-- Information supplied --

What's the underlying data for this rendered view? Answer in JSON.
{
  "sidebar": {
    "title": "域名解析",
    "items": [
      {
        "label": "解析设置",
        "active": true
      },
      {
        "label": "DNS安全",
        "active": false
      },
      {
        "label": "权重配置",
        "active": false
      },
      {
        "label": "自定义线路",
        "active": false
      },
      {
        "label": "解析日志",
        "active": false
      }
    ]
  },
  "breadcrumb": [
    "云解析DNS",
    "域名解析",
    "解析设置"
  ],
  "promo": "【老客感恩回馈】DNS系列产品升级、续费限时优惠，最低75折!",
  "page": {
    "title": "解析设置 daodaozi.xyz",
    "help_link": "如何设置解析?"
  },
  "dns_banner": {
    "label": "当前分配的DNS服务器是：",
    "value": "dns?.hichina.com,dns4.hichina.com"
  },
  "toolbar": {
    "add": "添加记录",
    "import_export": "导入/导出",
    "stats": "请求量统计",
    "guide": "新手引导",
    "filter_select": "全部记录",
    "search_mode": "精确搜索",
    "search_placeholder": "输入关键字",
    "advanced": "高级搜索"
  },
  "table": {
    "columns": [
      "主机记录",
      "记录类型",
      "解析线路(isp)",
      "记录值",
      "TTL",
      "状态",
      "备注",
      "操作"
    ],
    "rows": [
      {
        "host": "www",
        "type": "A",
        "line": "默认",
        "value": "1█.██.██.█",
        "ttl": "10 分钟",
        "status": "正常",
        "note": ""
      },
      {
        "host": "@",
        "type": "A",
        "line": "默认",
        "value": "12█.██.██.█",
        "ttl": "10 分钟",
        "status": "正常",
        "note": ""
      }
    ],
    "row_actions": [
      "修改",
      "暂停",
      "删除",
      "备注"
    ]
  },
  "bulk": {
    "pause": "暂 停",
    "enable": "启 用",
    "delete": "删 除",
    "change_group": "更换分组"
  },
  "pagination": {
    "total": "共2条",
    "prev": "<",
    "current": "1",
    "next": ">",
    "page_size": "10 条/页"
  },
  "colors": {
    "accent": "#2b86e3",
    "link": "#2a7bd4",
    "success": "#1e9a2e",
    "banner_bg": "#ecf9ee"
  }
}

-- Exercise objective --
Print the material above once more, exactly.

-- Solution below --
What's the underlying data for this rendered view? Answer in JSON.
{
  "sidebar": {
    "title": "域名解析",
    "items": [
      {
        "label": "解析设置",
        "active": true
      },
      {
        "label": "DNS安全",
        "active": false
      },
      {
        "label": "权重配置",
        "active": false
      },
      {
        "label": "自定义线路",
        "active": false
      },
      {
        "label": "解析日志",
        "active": false
      }
    ]
  },
  "breadcrumb": [
    "云解析DNS",
    "域名解析",
    "解析设置"
  ],
  "promo": "【老客感恩回馈】DNS系列产品升级、续费限时优惠，最低75折!",
  "page": {
    "title": "解析设置 daodaozi.xyz",
    "help_link": "如何设置解析?"
  },
  "dns_banner": {
    "label": "当前分配的DNS服务器是：",
    "value": "dns?.hichina.com,dns4.hichina.com"
  },
  "toolbar": {
    "add": "添加记录",
    "import_export": "导入/导出",
    "stats": "请求量统计",
    "guide": "新手引导",
    "filter_select": "全部记录",
    "search_mode": "精确搜索",
    "search_placeholder": "输入关键字",
    "advanced": "高级搜索"
  },
  "table": {
    "columns": [
      "主机记录",
      "记录类型",
      "解析线路(isp)",
      "记录值",
      "TTL",
      "状态",
      "备注",
      "操作"
    ],
    "rows": [
      {
        "host": "www",
        "type": "A",
        "line": "默认",
        "value": "1█.██.██.█",
        "ttl": "10 分钟",
        "status": "正常",
        "note": ""
      },
      {
        "host": "@",
        "type": "A",
        "line": "默认",
        "value": "12█.██.██.█",
        "ttl": "10 分钟",
        "status": "正常",
        "note": ""
      }
    ],
    "row_actions": [
      "修改",
      "暂停",
      "删除",
      "备注"
    ]
  },
  "bulk": {
    "pause": "暂 停",
    "enable": "启 用",
    "delete": "删 除",
    "change_group": "更换分组"
  },
  "pagination": {
    "total": "共2条",
    "prev": "<",
    "current": "1",
    "next": ">",
    "page_size": "10 条/页"
  },
  "colors": {
    "accent": "#2b86e3",
    "link": "#2a7bd4",
    "success": "#1e9a2e",
    "banner_bg": "#ecf9ee"
  }
}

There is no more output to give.